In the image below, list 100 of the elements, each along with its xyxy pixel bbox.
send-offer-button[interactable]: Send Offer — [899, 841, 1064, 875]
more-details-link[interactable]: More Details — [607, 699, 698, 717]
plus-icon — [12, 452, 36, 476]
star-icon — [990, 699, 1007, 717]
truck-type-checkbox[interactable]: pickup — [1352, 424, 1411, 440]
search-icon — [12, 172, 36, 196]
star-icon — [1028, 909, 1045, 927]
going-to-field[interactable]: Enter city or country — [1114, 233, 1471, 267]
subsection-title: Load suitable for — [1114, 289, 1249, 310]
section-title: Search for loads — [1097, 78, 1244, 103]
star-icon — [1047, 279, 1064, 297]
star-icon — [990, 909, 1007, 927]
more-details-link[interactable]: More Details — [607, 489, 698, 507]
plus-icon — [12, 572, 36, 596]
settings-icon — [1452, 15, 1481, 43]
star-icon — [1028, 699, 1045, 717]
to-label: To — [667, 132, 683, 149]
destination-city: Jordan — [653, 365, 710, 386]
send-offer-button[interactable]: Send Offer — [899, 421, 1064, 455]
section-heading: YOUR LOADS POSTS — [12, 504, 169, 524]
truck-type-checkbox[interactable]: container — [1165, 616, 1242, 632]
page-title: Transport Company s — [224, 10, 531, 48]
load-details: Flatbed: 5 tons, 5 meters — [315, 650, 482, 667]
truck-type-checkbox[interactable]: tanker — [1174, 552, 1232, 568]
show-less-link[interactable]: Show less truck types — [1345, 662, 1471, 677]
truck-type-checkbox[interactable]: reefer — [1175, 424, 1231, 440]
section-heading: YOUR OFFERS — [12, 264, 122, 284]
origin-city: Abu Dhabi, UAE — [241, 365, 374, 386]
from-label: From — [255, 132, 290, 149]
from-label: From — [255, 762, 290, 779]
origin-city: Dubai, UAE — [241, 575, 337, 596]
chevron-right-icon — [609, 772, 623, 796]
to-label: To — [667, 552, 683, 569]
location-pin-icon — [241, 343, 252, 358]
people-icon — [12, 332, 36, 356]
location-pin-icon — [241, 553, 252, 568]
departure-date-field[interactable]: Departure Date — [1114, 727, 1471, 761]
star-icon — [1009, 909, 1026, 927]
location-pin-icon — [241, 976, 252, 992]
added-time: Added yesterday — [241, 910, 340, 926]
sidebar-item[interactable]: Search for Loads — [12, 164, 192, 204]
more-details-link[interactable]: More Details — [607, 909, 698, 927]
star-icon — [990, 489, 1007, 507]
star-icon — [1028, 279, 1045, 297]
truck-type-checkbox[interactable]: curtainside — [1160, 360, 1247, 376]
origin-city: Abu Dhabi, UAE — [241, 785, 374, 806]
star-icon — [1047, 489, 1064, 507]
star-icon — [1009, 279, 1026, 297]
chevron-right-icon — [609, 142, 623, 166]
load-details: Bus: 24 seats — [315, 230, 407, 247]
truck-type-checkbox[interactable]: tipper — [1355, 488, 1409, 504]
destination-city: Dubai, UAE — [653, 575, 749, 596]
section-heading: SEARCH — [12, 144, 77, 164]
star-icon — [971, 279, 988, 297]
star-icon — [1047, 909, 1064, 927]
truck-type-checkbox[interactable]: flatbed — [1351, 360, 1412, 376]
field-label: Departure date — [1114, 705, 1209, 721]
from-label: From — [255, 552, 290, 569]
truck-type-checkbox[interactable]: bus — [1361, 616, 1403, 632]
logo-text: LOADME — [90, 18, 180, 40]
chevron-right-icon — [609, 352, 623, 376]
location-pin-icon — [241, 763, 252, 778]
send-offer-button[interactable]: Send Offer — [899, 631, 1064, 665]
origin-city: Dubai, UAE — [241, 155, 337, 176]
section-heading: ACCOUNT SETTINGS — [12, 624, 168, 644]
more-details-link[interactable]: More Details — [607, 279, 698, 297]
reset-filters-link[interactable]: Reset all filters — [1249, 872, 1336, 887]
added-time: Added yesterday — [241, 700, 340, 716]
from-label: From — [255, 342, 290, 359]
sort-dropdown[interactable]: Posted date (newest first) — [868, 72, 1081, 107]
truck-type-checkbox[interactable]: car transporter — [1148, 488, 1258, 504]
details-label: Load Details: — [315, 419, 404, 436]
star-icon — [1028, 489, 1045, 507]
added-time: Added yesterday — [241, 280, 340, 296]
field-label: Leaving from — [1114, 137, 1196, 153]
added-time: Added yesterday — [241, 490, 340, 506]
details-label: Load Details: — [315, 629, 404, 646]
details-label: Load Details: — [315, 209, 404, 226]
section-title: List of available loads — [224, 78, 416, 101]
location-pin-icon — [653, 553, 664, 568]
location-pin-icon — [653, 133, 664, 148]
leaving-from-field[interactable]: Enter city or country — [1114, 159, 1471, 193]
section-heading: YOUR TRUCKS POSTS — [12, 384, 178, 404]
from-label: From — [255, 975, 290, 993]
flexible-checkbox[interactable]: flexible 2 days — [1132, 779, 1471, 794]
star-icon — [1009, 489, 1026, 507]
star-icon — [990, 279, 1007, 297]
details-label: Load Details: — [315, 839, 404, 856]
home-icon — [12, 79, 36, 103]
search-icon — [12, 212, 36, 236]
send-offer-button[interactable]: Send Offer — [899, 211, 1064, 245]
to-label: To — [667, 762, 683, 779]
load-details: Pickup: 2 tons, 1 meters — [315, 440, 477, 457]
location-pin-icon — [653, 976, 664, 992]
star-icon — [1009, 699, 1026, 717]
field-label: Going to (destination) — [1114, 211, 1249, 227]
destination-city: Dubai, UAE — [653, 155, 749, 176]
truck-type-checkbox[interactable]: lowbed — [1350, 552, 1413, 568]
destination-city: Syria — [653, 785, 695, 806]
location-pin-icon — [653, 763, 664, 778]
____
- [What you should do]:
Rewrite all the records, replacing "More Details" with "View Details" and leaving everything else unchanged.

- [Solution to this task]:
In the image below, list 100 of the elements, each along with its xyxy pixel bbox.
send-offer-button[interactable]: Send Offer — [899, 841, 1064, 875]
more-details-link[interactable]: View Details — [607, 699, 698, 717]
plus-icon — [12, 452, 36, 476]
star-icon — [990, 699, 1007, 717]
truck-type-checkbox[interactable]: pickup — [1352, 424, 1411, 440]
search-icon — [12, 172, 36, 196]
star-icon — [1028, 909, 1045, 927]
going-to-field[interactable]: Enter city or country — [1114, 233, 1471, 267]
subsection-title: Load suitable for — [1114, 289, 1249, 310]
section-title: Search for loads — [1097, 78, 1244, 103]
star-icon — [1047, 279, 1064, 297]
star-icon — [990, 909, 1007, 927]
more-details-link[interactable]: View Details — [607, 489, 698, 507]
plus-icon — [12, 572, 36, 596]
settings-icon — [1452, 15, 1481, 43]
star-icon — [1028, 699, 1045, 717]
to-label: To — [667, 132, 683, 149]
destination-city: Jordan — [653, 365, 710, 386]
send-offer-button[interactable]: Send Offer — [899, 421, 1064, 455]
section-heading: YOUR LOADS POSTS — [12, 504, 169, 524]
truck-type-checkbox[interactable]: container — [1165, 616, 1242, 632]
page-title: Transport Company s — [224, 10, 531, 48]
load-details: Flatbed: 5 tons, 5 meters — [315, 650, 482, 667]
truck-type-checkbox[interactable]: tanker — [1174, 552, 1232, 568]
show-less-link[interactable]: Show less truck types — [1345, 662, 1471, 677]
truck-type-checkbox[interactable]: reefer — [1175, 424, 1231, 440]
section-heading: YOUR OFFERS — [12, 264, 122, 284]
origin-city: Abu Dhabi, UAE — [241, 365, 374, 386]
from-label: From — [255, 132, 290, 149]
from-label: From — [255, 762, 290, 779]
origin-city: Dubai, UAE — [241, 575, 337, 596]
chevron-right-icon — [609, 772, 623, 796]
to-label: To — [667, 552, 683, 569]
location-pin-icon — [241, 343, 252, 358]
people-icon — [12, 332, 36, 356]
location-pin-icon — [241, 553, 252, 568]
departure-date-field[interactable]: Departure Date — [1114, 727, 1471, 761]
star-icon — [1009, 909, 1026, 927]
location-pin-icon — [241, 976, 252, 992]
added-time: Added yesterday — [241, 910, 340, 926]
sidebar-item[interactable]: Search for Loads — [12, 164, 192, 204]
more-details-link[interactable]: View Details — [607, 909, 698, 927]
star-icon — [990, 489, 1007, 507]
star-icon — [1028, 279, 1045, 297]
truck-type-checkbox[interactable]: curtainside — [1160, 360, 1247, 376]
origin-city: Abu Dhabi, UAE — [241, 785, 374, 806]
star-icon — [1047, 489, 1064, 507]
star-icon — [1009, 279, 1026, 297]
chevron-right-icon — [609, 142, 623, 166]
load-details: Bus: 24 seats — [315, 230, 407, 247]
truck-type-checkbox[interactable]: tipper — [1355, 488, 1409, 504]
destination-city: Dubai, UAE — [653, 575, 749, 596]
section-heading: SEARCH — [12, 144, 77, 164]
star-icon — [971, 279, 988, 297]
star-icon — [1047, 909, 1064, 927]
truck-type-checkbox[interactable]: flatbed — [1351, 360, 1412, 376]
field-label: Departure date — [1114, 705, 1209, 721]
from-label: From — [255, 552, 290, 569]
truck-type-checkbox[interactable]: bus — [1361, 616, 1403, 632]
logo-text: LOADME — [90, 18, 180, 40]
chevron-right-icon — [609, 352, 623, 376]
location-pin-icon — [241, 763, 252, 778]
send-offer-button[interactable]: Send Offer — [899, 631, 1064, 665]
origin-city: Dubai, UAE — [241, 155, 337, 176]
section-heading: ACCOUNT SETTINGS — [12, 624, 168, 644]
more-details-link[interactable]: View Details — [607, 279, 698, 297]
reset-filters-link[interactable]: Reset all filters — [1249, 872, 1336, 887]
added-time: Added yesterday — [241, 700, 340, 716]
from-label: From — [255, 342, 290, 359]
sort-dropdown[interactable]: Posted date (newest first) — [868, 72, 1081, 107]
truck-type-checkbox[interactable]: car transporter — [1148, 488, 1258, 504]
details-label: Load Details: — [315, 419, 404, 436]
star-icon — [1028, 489, 1045, 507]
added-time: Added yesterday — [241, 280, 340, 296]
field-label: Leaving from — [1114, 137, 1196, 153]
added-time: Added yesterday — [241, 490, 340, 506]
details-label: Load Details: — [315, 629, 404, 646]
details-label: Load Details: — [315, 209, 404, 226]
section-title: List of available loads — [224, 78, 416, 101]
location-pin-icon — [653, 553, 664, 568]
location-pin-icon — [653, 133, 664, 148]
leaving-from-field[interactable]: Enter city or country — [1114, 159, 1471, 193]
section-heading: YOUR TRUCKS POSTS — [12, 384, 178, 404]
from-label: From — [255, 975, 290, 993]
flexible-checkbox[interactable]: flexible 2 days — [1132, 779, 1471, 794]
star-icon — [1009, 489, 1026, 507]
star-icon — [990, 279, 1007, 297]
details-label: Load Details: — [315, 839, 404, 856]
home-icon — [12, 79, 36, 103]
search-icon — [12, 212, 36, 236]
send-offer-button[interactable]: Send Offer — [899, 211, 1064, 245]
to-label: To — [667, 762, 683, 779]
load-details: Pickup: 2 tons, 1 meters — [315, 440, 477, 457]
location-pin-icon — [653, 976, 664, 992]
star-icon — [1009, 699, 1026, 717]
field-label: Going to (destination) — [1114, 211, 1249, 227]
destination-city: Dubai, UAE — [653, 155, 749, 176]
truck-type-checkbox[interactable]: lowbed — [1350, 552, 1413, 568]
destination-city: Syria — [653, 785, 695, 806]
location-pin-icon — [653, 763, 664, 778]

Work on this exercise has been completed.